▶ [TASK DESCRIPTION]:
Please output every line of the material as it stands, without the pictures.

--- Begin RECORD SET ---

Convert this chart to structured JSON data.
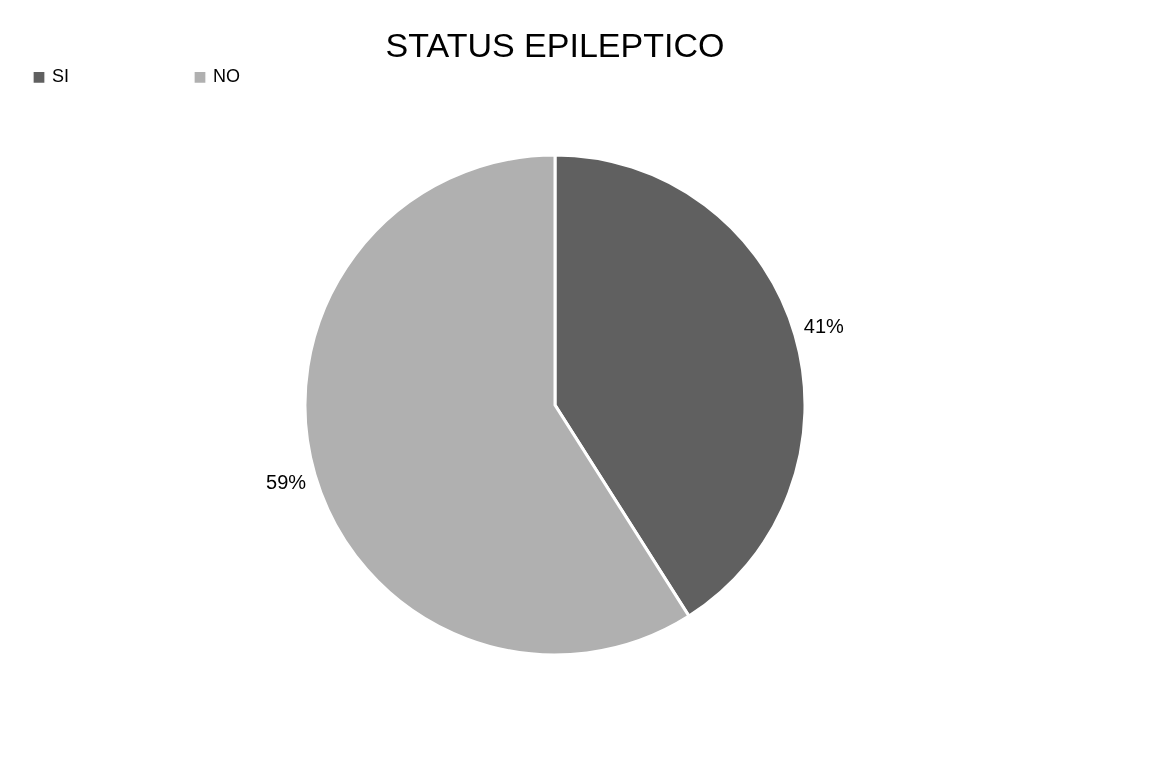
{
  "chart_data": {
    "type": "pie",
    "title": "STATUS EPILEPTICO",
    "categories": [
      "SI",
      "NO"
    ],
    "values": [
      41,
      59
    ],
    "colors": [
      "#606060",
      "#b0b0b0"
    ],
    "value_labels": [
      "41%",
      "59%"
    ],
    "legend": "top"
  }
}
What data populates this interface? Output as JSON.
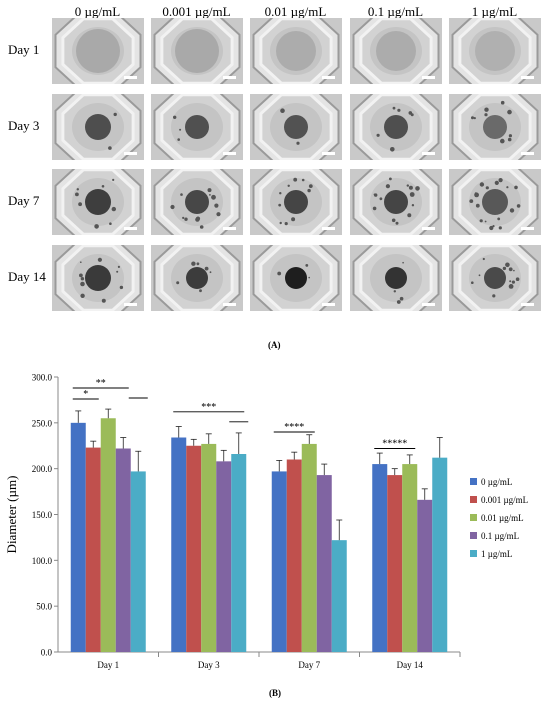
{
  "panel_a": {
    "concentrations": [
      "0 µg/mL",
      "0.001 µg/mL",
      "0.01 µg/mL",
      "0.1 µg/mL",
      "1 µg/mL"
    ],
    "days": [
      "Day 1",
      "Day 3",
      "Day 7",
      "Day 14"
    ],
    "label": "(A)"
  },
  "panel_b_label": "(B)",
  "chart_data": {
    "type": "bar",
    "categories": [
      "Day 1",
      "Day 3",
      "Day 7",
      "Day 14"
    ],
    "ylabel": "Diameter (µm)",
    "xlabel": "",
    "ylim": [
      0,
      300
    ],
    "yticks": [
      0,
      50,
      100,
      150,
      200,
      250,
      300
    ],
    "ytick_labels": [
      "0.0",
      "50.0",
      "100.0",
      "150.0",
      "200.0",
      "250.0",
      "300.0"
    ],
    "legend_position": "right",
    "grid": false,
    "series": [
      {
        "name": "0 µg/mL",
        "color": "#4472C4",
        "values": [
          250,
          234,
          197,
          205
        ],
        "errors": [
          13,
          12,
          12,
          12
        ]
      },
      {
        "name": "0.001 µg/mL",
        "color": "#C0504D",
        "values": [
          223,
          225,
          210,
          193
        ],
        "errors": [
          7,
          7,
          8,
          7
        ]
      },
      {
        "name": "0.01 µg/mL",
        "color": "#9BBB59",
        "values": [
          255,
          227,
          227,
          205
        ],
        "errors": [
          10,
          11,
          10,
          10
        ]
      },
      {
        "name": "0.1 µg/mL",
        "color": "#8064A2",
        "values": [
          222,
          208,
          193,
          166
        ],
        "errors": [
          12,
          12,
          12,
          12
        ]
      },
      {
        "name": "1 µg/mL",
        "color": "#4BACC6",
        "values": [
          197,
          216,
          122,
          212
        ],
        "errors": [
          22,
          23,
          22,
          22
        ]
      }
    ],
    "annotations": [
      {
        "text": "*",
        "category": 0,
        "from": 0,
        "to": 1,
        "y": 276
      },
      {
        "text": "**",
        "category": 0,
        "from": 0,
        "to": 3,
        "y": 288
      },
      {
        "text": "***",
        "category": 1,
        "from": 0,
        "to": 4,
        "y": 262
      },
      {
        "text": "****",
        "category": 2,
        "from": 0,
        "to": 2,
        "y": 240
      },
      {
        "text": "*****",
        "category": 3,
        "from": 0,
        "to": 2,
        "y": 222
      }
    ]
  }
}
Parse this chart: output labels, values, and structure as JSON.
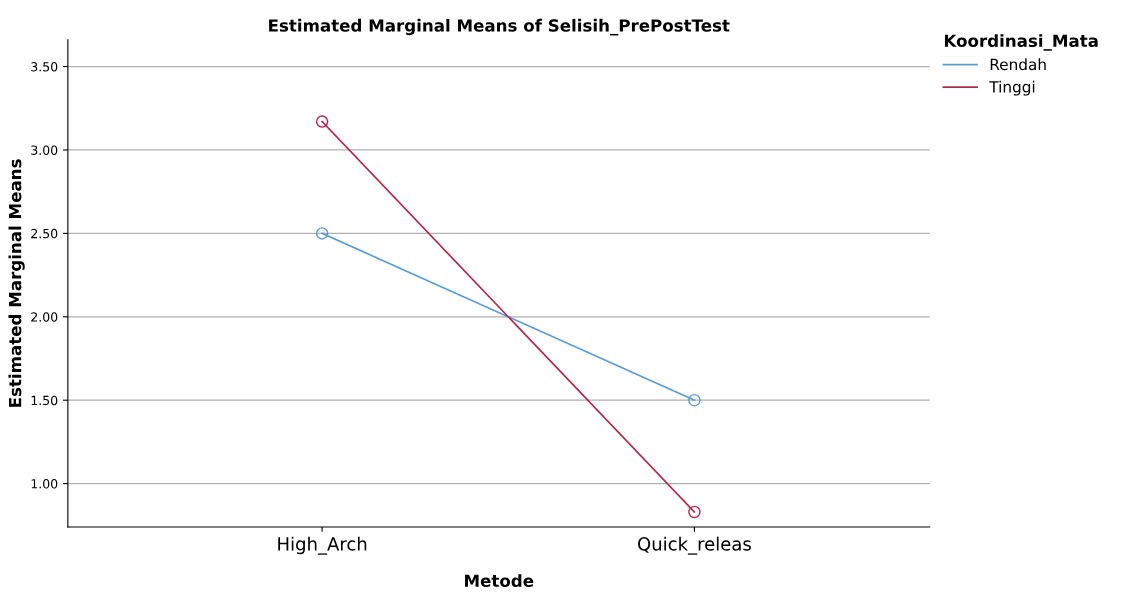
{
  "chart_data": {
    "type": "line",
    "title": "Estimated Marginal Means of Selisih_PrePostTest",
    "xlabel": "Metode",
    "ylabel": "Estimated Marginal Means",
    "legend_title": "Koordinasi_Mata",
    "categories": [
      "High_Arch",
      "Quick_releas"
    ],
    "series": [
      {
        "name": "Rendah",
        "color": "#5b9bd5",
        "values": [
          2.5,
          1.5
        ]
      },
      {
        "name": "Tinggi",
        "color": "#b0294a",
        "values": [
          3.17,
          0.83
        ]
      }
    ],
    "ylim": [
      0.74,
      3.66
    ],
    "yticks": [
      {
        "value": 1.0,
        "label": "1.00"
      },
      {
        "value": 1.5,
        "label": "1.50"
      },
      {
        "value": 2.0,
        "label": "2.00"
      },
      {
        "value": 2.5,
        "label": "2.50"
      },
      {
        "value": 3.0,
        "label": "3.00"
      },
      {
        "value": 3.5,
        "label": "3.50"
      }
    ],
    "grid": "y",
    "legend": "top right",
    "marker": "circle",
    "line_style": "solid"
  }
}
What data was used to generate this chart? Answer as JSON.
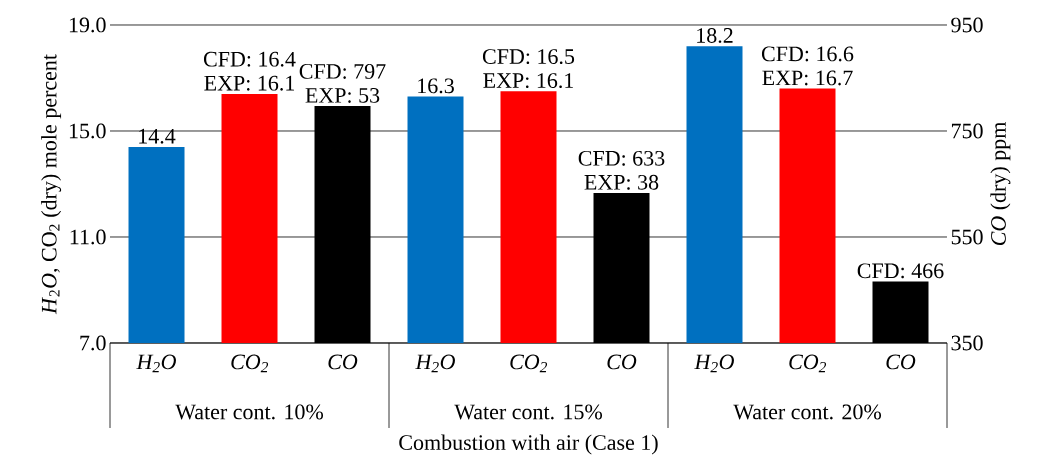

--- End RECORD SET ---

▶ [WRITTEN RESPONSE]:
Convert this chart to structured JSON data.
{
  "chart_data": {
    "type": "pie",
    "title": "STATUS EPILEPTICO",
    "categories": [
      "SI",
      "NO"
    ],
    "values": [
      41,
      59
    ],
    "colors": [
      "#606060",
      "#b0b0b0"
    ],
    "value_labels": [
      "41%",
      "59%"
    ],
    "legend": "top"
  }
}
What data populates this interface? Output as JSON.
{
  "panel_a": {
    "concentrations": [
      "0 µg/mL",
      "0.001 µg/mL",
      "0.01 µg/mL",
      "0.1 µg/mL",
      "1 µg/mL"
    ],
    "days": [
      "Day 1",
      "Day 3",
      "Day 7",
      "Day 14"
    ],
    "label": "(A)"
  },
  "panel_b_label": "(B)",
  "chart_data": {
    "type": "bar",
    "categories": [
      "Day 1",
      "Day 3",
      "Day 7",
      "Day 14"
    ],
    "ylabel": "Diameter (µm)",
    "xlabel": "",
    "ylim": [
      0,
      300
    ],
    "yticks": [
      0,
      50,
      100,
      150,
      200,
      250,
      300
    ],
    "ytick_labels": [
      "0.0",
      "50.0",
      "100.0",
      "150.0",
      "200.0",
      "250.0",
      "300.0"
    ],
    "legend_position": "right",
    "grid": false,
    "series": [
      {
        "name": "0 µg/mL",
        "color": "#4472C4",
        "values": [
          250,
          234,
          197,
          205
        ],
        "errors": [
          13,
          12,
          12,
          12
        ]
      },
      {
        "name": "0.001 µg/mL",
        "color": "#C0504D",
        "values": [
          223,
          225,
          210,
          193
        ],
        "errors": [
          7,
          7,
          8,
          7
        ]
      },
      {
        "name": "0.01 µg/mL",
        "color": "#9BBB59",
        "values": [
          255,
          227,
          227,
          205
        ],
        "errors": [
          10,
          11,
          10,
          10
        ]
      },
      {
        "name": "0.1 µg/mL",
        "color": "#8064A2",
        "values": [
          222,
          208,
          193,
          166
        ],
        "errors": [
          12,
          12,
          12,
          12
        ]
      },
      {
        "name": "1 µg/mL",
        "color": "#4BACC6",
        "values": [
          197,
          216,
          122,
          212
        ],
        "errors": [
          22,
          23,
          22,
          22
        ]
      }
    ],
    "annotations": [
      {
        "text": "*",
        "category": 0,
        "from": 0,
        "to": 1,
        "y": 276
      },
      {
        "text": "**",
        "category": 0,
        "from": 0,
        "to": 3,
        "y": 288
      },
      {
        "text": "***",
        "category": 1,
        "from": 0,
        "to": 4,
        "y": 262
      },
      {
        "text": "****",
        "category": 2,
        "from": 0,
        "to": 2,
        "y": 240
      },
      {
        "text": "*****",
        "category": 3,
        "from": 0,
        "to": 2,
        "y": 222
      }
    ]
  }
}
Parse this chart: output labels, values, and structure as JSON.
{
  "chart_data": {
    "type": "line",
    "title": "Estimated Marginal Means of Selisih_PrePostTest",
    "xlabel": "Metode",
    "ylabel": "Estimated Marginal Means",
    "legend_title": "Koordinasi_Mata",
    "categories": [
      "High_Arch",
      "Quick_releas"
    ],
    "series": [
      {
        "name": "Rendah",
        "color": "#5b9bd5",
        "values": [
          2.5,
          1.5
        ]
      },
      {
        "name": "Tinggi",
        "color": "#b0294a",
        "values": [
          3.17,
          0.83
        ]
      }
    ],
    "ylim": [
      0.74,
      3.66
    ],
    "yticks": [
      {
        "value": 1.0,
        "label": "1.00"
      },
      {
        "value": 1.5,
        "label": "1.50"
      },
      {
        "value": 2.0,
        "label": "2.00"
      },
      {
        "value": 2.5,
        "label": "2.50"
      },
      {
        "value": 3.0,
        "label": "3.00"
      },
      {
        "value": 3.5,
        "label": "3.50"
      }
    ],
    "grid": "y",
    "legend": "top right",
    "marker": "circle",
    "line_style": "solid"
  }
}
What data was used to generate this chart? Answer as JSON.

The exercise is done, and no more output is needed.